*What is being asked*
What follows is a block of records; restate each one word for word.

*Material to process*

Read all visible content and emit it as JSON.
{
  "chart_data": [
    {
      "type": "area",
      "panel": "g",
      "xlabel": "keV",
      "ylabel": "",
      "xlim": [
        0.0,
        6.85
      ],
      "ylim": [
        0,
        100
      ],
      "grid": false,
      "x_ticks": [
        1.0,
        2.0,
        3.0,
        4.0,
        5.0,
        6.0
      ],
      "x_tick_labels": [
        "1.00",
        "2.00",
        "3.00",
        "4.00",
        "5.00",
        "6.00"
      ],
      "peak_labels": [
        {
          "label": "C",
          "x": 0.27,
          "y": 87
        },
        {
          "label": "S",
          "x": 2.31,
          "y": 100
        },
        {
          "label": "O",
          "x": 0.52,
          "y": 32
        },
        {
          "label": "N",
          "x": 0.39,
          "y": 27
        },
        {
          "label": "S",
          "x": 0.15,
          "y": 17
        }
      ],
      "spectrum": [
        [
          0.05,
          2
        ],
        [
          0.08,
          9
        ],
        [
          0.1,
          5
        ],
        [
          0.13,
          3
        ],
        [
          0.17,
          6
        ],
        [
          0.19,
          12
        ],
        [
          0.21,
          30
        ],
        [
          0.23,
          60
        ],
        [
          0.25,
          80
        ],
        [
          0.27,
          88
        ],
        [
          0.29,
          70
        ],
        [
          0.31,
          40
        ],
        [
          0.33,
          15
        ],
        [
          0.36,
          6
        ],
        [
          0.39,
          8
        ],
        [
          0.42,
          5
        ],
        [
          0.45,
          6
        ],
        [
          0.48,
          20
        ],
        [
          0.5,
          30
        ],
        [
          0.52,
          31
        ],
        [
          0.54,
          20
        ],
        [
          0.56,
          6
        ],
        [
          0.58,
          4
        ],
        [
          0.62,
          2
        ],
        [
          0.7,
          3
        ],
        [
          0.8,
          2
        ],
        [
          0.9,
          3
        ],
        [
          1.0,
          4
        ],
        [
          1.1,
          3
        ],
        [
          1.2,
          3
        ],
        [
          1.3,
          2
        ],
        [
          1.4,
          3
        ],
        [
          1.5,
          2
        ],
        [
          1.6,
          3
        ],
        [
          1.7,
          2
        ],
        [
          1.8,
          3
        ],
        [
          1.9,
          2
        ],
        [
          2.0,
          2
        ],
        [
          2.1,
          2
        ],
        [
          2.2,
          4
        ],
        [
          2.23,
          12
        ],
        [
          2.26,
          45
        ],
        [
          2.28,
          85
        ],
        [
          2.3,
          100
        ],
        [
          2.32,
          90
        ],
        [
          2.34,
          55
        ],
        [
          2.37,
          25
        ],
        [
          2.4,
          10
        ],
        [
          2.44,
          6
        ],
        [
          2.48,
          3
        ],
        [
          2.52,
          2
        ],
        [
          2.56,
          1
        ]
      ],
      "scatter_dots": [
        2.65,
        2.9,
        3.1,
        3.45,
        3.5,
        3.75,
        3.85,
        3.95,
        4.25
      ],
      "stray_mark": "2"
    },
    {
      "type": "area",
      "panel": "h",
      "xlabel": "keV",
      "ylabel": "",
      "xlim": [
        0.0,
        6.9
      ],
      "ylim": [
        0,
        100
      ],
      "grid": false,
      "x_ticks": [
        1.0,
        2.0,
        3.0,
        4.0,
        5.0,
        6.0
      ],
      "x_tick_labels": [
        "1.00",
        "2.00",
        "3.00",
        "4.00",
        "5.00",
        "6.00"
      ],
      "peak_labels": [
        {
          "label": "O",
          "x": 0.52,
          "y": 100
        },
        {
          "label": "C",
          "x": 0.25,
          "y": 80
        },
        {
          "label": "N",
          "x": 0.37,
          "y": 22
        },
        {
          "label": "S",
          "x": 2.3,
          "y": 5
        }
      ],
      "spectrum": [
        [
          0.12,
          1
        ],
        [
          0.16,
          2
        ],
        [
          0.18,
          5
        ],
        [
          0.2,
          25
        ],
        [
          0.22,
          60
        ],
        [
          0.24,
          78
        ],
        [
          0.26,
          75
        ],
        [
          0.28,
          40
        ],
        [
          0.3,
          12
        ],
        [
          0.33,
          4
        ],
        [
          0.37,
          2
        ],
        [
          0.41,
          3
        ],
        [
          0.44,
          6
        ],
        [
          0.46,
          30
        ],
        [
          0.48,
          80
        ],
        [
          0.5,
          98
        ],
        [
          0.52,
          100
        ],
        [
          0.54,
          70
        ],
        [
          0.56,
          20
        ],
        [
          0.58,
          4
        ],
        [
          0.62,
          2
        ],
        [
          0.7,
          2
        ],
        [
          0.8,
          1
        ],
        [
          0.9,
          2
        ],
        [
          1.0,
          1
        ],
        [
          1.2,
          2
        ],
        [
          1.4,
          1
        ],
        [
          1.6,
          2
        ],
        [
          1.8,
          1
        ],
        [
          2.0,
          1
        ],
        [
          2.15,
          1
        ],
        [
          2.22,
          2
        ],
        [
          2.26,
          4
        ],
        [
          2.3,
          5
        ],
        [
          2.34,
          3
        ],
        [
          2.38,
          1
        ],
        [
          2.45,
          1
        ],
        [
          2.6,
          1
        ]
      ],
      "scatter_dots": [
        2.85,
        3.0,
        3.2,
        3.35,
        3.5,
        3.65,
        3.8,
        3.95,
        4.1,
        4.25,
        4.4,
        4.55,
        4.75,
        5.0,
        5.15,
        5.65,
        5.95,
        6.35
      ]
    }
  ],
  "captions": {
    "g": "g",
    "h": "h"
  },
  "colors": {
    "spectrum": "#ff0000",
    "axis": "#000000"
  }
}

*The reply*
Read all visible content and emit it as JSON.
{
  "chart_data": [
    {
      "type": "area",
      "panel": "g",
      "xlabel": "keV",
      "ylabel": "",
      "xlim": [
        0.0,
        6.85
      ],
      "ylim": [
        0,
        100
      ],
      "grid": false,
      "x_ticks": [
        1.0,
        2.0,
        3.0,
        4.0,
        5.0,
        6.0
      ],
      "x_tick_labels": [
        "1.00",
        "2.00",
        "3.00",
        "4.00",
        "5.00",
        "6.00"
      ],
      "peak_labels": [
        {
          "label": "C",
          "x": 0.27,
          "y": 87
        },
        {
          "label": "S",
          "x": 2.31,
          "y": 100
        },
        {
          "label": "O",
          "x": 0.52,
          "y": 32
        },
        {
          "label": "N",
          "x": 0.39,
          "y": 27
        },
        {
          "label": "S",
          "x": 0.15,
          "y": 17
        }
      ],
      "spectrum": [
        [
          0.05,
          2
        ],
        [
          0.08,
          9
        ],
        [
          0.1,
          5
        ],
        [
          0.13,
          3
        ],
        [
          0.17,
          6
        ],
        [
          0.19,
          12
        ],
        [
          0.21,
          30
        ],
        [
          0.23,
          60
        ],
        [
          0.25,
          80
        ],
        [
          0.27,
          88
        ],
        [
          0.29,
          70
        ],
        [
          0.31,
          40
        ],
        [
          0.33,
          15
        ],
        [
          0.36,
          6
        ],
        [
          0.39,
          8
        ],
        [
          0.42,
          5
        ],
        [
          0.45,
          6
        ],
        [
          0.48,
          20
        ],
        [
          0.5,
          30
        ],
        [
          0.52,
          31
        ],
        [
          0.54,
          20
        ],
        [
          0.56,
          6
        ],
        [
          0.58,
          4
        ],
        [
          0.62,
          2
        ],
        [
          0.7,
          3
        ],
        [
          0.8,
          2
        ],
        [
          0.9,
          3
        ],
        [
          1.0,
          4
        ],
        [
          1.1,
          3
        ],
        [
          1.2,
          3
        ],
        [
          1.3,
          2
        ],
        [
          1.4,
          3
        ],
        [
          1.5,
          2
        ],
        [
          1.6,
          3
        ],
        [
          1.7,
          2
        ],
        [
          1.8,
          3
        ],
        [
          1.9,
          2
        ],
        [
          2.0,
          2
        ],
        [
          2.1,
          2
        ],
        [
          2.2,
          4
        ],
        [
          2.23,
          12
        ],
        [
          2.26,
          45
        ],
        [
          2.28,
          85
        ],
        [
          2.3,
          100
        ],
        [
          2.32,
          90
        ],
        [
          2.34,
          55
        ],
        [
          2.37,
          25
        ],
        [
          2.4,
          10
        ],
        [
          2.44,
          6
        ],
        [
          2.48,
          3
        ],
        [
          2.52,
          2
        ],
        [
          2.56,
          1
        ]
      ],
      "scatter_dots": [
        2.65,
        2.9,
        3.1,
        3.45,
        3.5,
        3.75,
        3.85,
        3.95,
        4.25
      ],
      "stray_mark": "2"
    },
    {
      "type": "area",
      "panel": "h",
      "xlabel": "keV",
      "ylabel": "",
      "xlim": [
        0.0,
        6.9
      ],
      "ylim": [
        0,
        100
      ],
      "grid": false,
      "x_ticks": [
        1.0,
        2.0,
        3.0,
        4.0,
        5.0,
        6.0
      ],
      "x_tick_labels": [
        "1.00",
        "2.00",
        "3.00",
        "4.00",
        "5.00",
        "6.00"
      ],
      "peak_labels": [
        {
          "label": "O",
          "x": 0.52,
          "y": 100
        },
        {
          "label": "C",
          "x": 0.25,
          "y": 80
        },
        {
          "label": "N",
          "x": 0.37,
          "y": 22
        },
        {
          "label": "S",
          "x": 2.3,
          "y": 5
        }
      ],
      "spectrum": [
        [
          0.12,
          1
        ],
        [
          0.16,
          2
        ],
        [
          0.18,
          5
        ],
        [
          0.2,
          25
        ],
        [
          0.22,
          60
        ],
        [
          0.24,
          78
        ],
        [
          0.26,
          75
        ],
        [
          0.28,
          40
        ],
        [
          0.3,
          12
        ],
        [
          0.33,
          4
        ],
        [
          0.37,
          2
        ],
        [
          0.41,
          3
        ],
        [
          0.44,
          6
        ],
        [
          0.46,
          30
        ],
        [
          0.48,
          80
        ],
        [
          0.5,
          98
        ],
        [
          0.52,
          100
        ],
        [
          0.54,
          70
        ],
        [
          0.56,
          20
        ],
        [
          0.58,
          4
        ],
        [
          0.62,
          2
        ],
        [
          0.7,
          2
        ],
        [
          0.8,
          1
        ],
        [
          0.9,
          2
        ],
        [
          1.0,
          1
        ],
        [
          1.2,
          2
        ],
        [
          1.4,
          1
        ],
        [
          1.6,
          2
        ],
        [
          1.8,
          1
        ],
        [
          2.0,
          1
        ],
        [
          2.15,
          1
        ],
        [
          2.22,
          2
        ],
        [
          2.26,
          4
        ],
        [
          2.3,
          5
        ],
        [
          2.34,
          3
        ],
        [
          2.38,
          1
        ],
        [
          2.45,
          1
        ],
        [
          2.6,
          1
        ]
      ],
      "scatter_dots": [
        2.85,
        3.0,
        3.2,
        3.35,
        3.5,
        3.65,
        3.8,
        3.95,
        4.1,
        4.25,
        4.4,
        4.55,
        4.75,
        5.0,
        5.15,
        5.65,
        5.95,
        6.35
      ]
    }
  ],
  "captions": {
    "g": "g",
    "h": "h"
  },
  "colors": {
    "spectrum": "#ff0000",
    "axis": "#000000"
  }
}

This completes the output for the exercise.